As the holiday price wars rage on, it's worth taking a step back and thinking about what it really takes to win a consumer's heart. The answer isn't always prices.
As the economy soured, consumers became increasingly resourceful in order to make ends meet. Sure, many people traded down to less expensive brands, including generics, but that doesn't mean everyone was shopping on price alone.
A new study released by the Grocery Manufacturers Association, Booz & Co. and SheSpeaks backs this up. It provides a close look at the many factors influencing a shopper's decision to buy, and price is just one of them.
The study, which is called Shopper Marketing 3.0: Unleashing the Next Wave of Value, surveyed 3,600 shoppers and tracked, with great detail, their habits as they decided which items to buy, digging into which types of promotions influenced their decisions. Researchers talked extensively with these shoppers, even videotapping them as they moved through the store.
What's surprising is that nearly half of food and beverage shoppers and almost 60 percent of health, beauty and household goods category shoppers said they would purchase their preferred brand even when a less-expensive alternative was available. What's more, these loyal shoppers are increasingly using coupons and price promotions to justify their decisions.
By using coupons and other promotions, shoppers can often narrow or reduce the price gap between the brand-name good and the generic brand, said SheSpeaks CEO Aliza Freud.
Consumers are doing their homework before heading to the store. More than three-quarters of the shoppers took time to do research before heading to the store, typically an hour or more.
Even so, there's still plenty of room for marketers to influence a shoppers' decision. According to the study, the vast majority of shoppers — some 77 percent — enter stores without detailed shopping lists and select nearly 59 percent of the brands they buy when they enter the store. That's where in-store coupons and displays were able to push a consumer to buy something on impulse.
The study found that how a consumer thinks of a product category is important. For example, do they say "peanut butter," or do they say Unilever'sSkippy or J.M. Smucker's Jif? Chances are, if they say the brand, in-store promotions aren't likely to sway their decision.
That said, in categories where consumers are less loyal — think commodities like sugar, table salt, and frozen vegetables — private label brands may have gained some solid ground.
"I definitely think what you are going to see that this is a new normal," Freud said.
Over the past year or so, consumers have learned that the quality of private label products is better than it used to be, and many retailers have successfully given their store brands more appeal by improving their packaging and in-store presentation.
For example, Wal-Mart Stores has relaunched its Great Value store brand with new packaging that stands out on store shelves.
In fact, Freud's research shows consumers increasingly speak of the Great Value brand as well as Costco's Kirkland brand, Target's private label brands and Trader Joe's store brands much the way they would speak about national brands from Procter & Gambleand other major manufacturers.
It's an important dynamic that underscores the increasing tension between retailers and manufacturers that has emerged. It also may suggest that gains in private-labels sales are more sustainable than previously thought.
That's clearly a question on the minds of TreeHouse Foods investors. The company, which makes private label soups, salad dressings and non-dairy creamer, topped earnings estimates late Tuesday, but shares are trading down today.
Barclays Capital analyst Andrew Lazar said investors fear the rate of private label gains are cresting. However, he noted that TreeHouse management said there has been little change in the performance of private label brands compared with a year ago.

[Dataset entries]
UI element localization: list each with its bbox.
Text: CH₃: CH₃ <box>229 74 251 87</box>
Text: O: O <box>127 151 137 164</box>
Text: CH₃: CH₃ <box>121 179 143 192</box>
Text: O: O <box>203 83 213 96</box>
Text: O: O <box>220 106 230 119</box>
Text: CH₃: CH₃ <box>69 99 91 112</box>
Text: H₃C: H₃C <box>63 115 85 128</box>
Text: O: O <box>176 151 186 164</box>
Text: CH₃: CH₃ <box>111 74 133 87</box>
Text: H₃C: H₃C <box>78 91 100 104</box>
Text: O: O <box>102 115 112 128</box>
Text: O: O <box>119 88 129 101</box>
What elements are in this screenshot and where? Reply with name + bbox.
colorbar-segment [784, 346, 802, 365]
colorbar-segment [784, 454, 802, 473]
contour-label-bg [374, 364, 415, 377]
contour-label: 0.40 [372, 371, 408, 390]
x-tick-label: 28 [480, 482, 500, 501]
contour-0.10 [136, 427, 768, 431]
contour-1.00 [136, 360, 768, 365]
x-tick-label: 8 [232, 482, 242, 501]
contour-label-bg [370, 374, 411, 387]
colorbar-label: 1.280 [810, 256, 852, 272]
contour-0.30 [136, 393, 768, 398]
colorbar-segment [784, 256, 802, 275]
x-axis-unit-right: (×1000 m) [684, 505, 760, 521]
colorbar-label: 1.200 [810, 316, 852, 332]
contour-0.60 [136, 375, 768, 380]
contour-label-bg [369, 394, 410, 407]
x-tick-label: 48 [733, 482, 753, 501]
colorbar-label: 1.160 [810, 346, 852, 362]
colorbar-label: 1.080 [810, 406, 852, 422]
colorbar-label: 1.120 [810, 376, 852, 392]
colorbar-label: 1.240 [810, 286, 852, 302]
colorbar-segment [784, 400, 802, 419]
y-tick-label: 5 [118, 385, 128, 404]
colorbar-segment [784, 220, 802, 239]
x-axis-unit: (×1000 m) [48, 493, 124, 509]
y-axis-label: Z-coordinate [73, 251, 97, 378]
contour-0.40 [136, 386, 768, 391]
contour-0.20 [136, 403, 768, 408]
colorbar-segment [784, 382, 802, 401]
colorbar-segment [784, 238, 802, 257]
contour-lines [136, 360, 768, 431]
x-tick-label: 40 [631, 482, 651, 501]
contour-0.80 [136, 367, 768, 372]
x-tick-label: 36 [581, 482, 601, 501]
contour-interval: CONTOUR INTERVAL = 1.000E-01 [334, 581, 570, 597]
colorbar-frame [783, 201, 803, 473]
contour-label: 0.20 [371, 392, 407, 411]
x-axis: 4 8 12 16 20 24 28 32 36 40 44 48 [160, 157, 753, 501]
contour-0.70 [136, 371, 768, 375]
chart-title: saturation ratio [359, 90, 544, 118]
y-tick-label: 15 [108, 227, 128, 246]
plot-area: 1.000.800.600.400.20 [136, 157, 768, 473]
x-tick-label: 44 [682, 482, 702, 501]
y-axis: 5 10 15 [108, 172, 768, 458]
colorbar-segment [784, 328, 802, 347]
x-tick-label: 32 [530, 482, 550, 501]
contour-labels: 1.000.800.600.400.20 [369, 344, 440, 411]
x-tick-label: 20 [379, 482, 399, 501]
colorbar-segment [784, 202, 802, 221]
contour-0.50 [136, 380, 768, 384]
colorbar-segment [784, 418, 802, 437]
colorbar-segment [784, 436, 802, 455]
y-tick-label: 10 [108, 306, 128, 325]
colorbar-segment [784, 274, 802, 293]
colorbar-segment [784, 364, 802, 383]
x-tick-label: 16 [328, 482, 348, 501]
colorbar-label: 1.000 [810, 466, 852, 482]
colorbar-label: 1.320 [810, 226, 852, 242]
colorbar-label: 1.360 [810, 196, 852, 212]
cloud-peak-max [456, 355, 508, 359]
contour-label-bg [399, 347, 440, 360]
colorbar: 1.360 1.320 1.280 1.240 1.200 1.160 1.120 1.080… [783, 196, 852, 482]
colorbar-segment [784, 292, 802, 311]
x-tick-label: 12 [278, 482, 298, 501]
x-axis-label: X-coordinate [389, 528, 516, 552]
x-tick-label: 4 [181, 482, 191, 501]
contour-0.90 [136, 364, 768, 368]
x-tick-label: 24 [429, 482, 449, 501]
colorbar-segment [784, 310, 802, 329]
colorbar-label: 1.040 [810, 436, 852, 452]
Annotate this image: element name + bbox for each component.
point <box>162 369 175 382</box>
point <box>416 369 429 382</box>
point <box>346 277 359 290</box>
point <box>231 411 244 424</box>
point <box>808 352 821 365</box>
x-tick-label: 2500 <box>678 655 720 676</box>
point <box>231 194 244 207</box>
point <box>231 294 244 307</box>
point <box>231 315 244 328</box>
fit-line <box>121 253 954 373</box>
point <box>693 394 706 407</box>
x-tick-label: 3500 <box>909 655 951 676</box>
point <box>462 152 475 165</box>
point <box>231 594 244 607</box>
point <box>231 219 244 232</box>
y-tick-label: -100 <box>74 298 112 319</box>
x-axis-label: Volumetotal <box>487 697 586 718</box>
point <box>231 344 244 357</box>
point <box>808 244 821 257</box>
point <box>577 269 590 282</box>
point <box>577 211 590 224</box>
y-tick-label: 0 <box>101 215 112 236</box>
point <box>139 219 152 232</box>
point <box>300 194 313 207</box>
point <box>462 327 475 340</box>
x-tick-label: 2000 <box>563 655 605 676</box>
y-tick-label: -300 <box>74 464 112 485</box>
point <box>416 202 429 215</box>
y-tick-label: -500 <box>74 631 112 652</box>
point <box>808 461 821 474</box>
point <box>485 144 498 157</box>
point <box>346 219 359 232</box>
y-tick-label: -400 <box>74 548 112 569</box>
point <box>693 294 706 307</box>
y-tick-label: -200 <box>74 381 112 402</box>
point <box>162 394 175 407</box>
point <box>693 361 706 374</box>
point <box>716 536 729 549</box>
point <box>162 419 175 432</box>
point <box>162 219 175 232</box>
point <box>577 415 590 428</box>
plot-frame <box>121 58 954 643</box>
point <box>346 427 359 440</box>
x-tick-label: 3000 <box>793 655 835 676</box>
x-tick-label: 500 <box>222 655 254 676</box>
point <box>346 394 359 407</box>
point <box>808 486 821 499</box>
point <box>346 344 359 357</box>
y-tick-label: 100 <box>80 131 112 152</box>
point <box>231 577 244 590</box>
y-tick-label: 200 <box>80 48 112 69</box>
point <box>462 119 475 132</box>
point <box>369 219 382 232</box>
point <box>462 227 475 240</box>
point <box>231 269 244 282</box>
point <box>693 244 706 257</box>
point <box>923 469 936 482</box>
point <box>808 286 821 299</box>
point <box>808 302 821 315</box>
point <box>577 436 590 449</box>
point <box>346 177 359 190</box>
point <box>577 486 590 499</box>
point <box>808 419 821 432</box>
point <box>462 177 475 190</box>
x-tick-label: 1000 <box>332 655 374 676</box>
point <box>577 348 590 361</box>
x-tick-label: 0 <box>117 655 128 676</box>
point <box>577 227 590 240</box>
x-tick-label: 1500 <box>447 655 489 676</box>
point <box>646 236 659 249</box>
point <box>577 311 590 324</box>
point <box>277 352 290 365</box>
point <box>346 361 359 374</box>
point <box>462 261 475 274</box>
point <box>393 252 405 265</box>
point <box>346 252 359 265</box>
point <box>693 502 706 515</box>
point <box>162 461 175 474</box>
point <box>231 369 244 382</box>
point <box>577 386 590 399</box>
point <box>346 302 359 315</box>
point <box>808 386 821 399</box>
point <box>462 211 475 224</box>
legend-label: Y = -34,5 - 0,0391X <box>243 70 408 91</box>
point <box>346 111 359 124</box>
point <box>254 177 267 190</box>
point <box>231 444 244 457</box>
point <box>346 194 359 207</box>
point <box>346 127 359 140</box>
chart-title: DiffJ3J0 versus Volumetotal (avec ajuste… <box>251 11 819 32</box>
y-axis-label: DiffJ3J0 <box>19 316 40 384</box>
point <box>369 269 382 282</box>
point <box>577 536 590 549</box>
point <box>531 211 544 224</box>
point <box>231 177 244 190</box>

**What you need to do**:
Answer these questions from the article on shopper behavior and private label brands:
1. How many shoppers did the study survey?
2. What percentage of shoppers enter stores without detailed shopping lists?
3. Which Wal-Mart store brand was relaunched with new packaging?
These records come from a separate source.

**Task solution**:
1. 3,600
2. 77 percent
3. Great Value